--- Begin ---

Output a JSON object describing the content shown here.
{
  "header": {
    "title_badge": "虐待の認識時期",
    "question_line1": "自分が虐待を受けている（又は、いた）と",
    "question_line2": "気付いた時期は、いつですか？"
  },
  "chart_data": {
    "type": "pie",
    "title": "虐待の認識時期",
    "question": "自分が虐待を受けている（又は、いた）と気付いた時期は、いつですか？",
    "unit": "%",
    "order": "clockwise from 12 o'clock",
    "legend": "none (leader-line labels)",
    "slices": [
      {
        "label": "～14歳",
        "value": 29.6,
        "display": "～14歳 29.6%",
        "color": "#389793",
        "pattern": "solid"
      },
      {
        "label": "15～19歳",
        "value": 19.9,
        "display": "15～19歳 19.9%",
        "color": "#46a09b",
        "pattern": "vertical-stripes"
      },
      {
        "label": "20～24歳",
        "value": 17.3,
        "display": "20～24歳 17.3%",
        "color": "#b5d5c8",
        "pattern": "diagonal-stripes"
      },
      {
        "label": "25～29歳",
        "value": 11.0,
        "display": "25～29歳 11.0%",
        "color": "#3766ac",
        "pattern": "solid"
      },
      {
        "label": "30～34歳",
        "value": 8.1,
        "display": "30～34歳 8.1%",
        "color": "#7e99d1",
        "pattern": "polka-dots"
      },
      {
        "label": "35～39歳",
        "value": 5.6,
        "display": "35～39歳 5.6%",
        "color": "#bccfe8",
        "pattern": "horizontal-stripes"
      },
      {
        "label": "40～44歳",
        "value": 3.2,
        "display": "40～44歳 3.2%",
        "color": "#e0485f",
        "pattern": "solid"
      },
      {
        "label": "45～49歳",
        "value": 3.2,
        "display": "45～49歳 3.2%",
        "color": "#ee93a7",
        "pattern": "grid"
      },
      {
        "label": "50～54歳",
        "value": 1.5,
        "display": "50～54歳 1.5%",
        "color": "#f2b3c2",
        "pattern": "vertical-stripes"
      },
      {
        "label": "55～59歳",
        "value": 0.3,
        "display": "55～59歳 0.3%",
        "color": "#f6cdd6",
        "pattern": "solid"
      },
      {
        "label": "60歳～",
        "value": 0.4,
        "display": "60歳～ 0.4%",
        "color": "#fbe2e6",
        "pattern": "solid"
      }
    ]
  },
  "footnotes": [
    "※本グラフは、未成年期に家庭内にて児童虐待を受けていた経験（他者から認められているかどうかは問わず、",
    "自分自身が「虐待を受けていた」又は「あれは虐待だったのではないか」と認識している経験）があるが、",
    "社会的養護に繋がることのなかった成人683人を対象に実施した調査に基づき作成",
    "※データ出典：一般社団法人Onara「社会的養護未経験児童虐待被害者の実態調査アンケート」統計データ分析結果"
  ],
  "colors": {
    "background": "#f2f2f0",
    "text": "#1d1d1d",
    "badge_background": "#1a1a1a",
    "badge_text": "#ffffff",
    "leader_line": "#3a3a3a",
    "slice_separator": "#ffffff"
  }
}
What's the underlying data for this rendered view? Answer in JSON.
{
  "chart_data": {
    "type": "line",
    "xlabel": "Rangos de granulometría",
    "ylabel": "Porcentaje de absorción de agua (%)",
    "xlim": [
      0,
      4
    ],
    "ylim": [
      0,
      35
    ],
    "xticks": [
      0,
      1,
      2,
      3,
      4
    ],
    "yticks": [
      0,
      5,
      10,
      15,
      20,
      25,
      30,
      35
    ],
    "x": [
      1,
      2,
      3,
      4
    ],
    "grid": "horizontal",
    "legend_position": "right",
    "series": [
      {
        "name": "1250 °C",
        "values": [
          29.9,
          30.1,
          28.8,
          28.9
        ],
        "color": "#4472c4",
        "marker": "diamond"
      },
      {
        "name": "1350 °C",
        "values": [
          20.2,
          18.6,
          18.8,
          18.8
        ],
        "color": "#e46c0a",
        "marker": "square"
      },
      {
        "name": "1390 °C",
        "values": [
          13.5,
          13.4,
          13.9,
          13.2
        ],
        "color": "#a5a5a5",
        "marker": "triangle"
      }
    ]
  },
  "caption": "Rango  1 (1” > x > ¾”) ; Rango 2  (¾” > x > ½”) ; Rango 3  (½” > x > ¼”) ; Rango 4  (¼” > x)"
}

--- End ---

# [WHAT THE TASK REQUIRES]
With both ends included, please retype exactly the lines from the line containing "What's the underlying" to the final line of the data.

# [RESULT BELOW]
What's the underlying data for this rendered view? Answer in JSON.
{
  "chart_data": {
    "type": "line",
    "xlabel": "Rangos de granulometría",
    "ylabel": "Porcentaje de absorción de agua (%)",
    "xlim": [
      0,
      4
    ],
    "ylim": [
      0,
      35
    ],
    "xticks": [
      0,
      1,
      2,
      3,
      4
    ],
    "yticks": [
      0,
      5,
      10,
      15,
      20,
      25,
      30,
      35
    ],
    "x": [
      1,
      2,
      3,
      4
    ],
    "grid": "horizontal",
    "legend_position": "right",
    "series": [
      {
        "name": "1250 °C",
        "values": [
          29.9,
          30.1,
          28.8,
          28.9
        ],
        "color": "#4472c4",
        "marker": "diamond"
      },
      {
        "name": "1350 °C",
        "values": [
          20.2,
          18.6,
          18.8,
          18.8
        ],
        "color": "#e46c0a",
        "marker": "square"
      },
      {
        "name": "1390 °C",
        "values": [
          13.5,
          13.4,
          13.9,
          13.2
        ],
        "color": "#a5a5a5",
        "marker": "triangle"
      }
    ]
  },
  "caption": "Rango  1 (1” > x > ¾”) ; Rango 2  (¾” > x > ½”) ; Rango 3  (½” > x > ¼”) ; Rango 4  (¼” > x)"
}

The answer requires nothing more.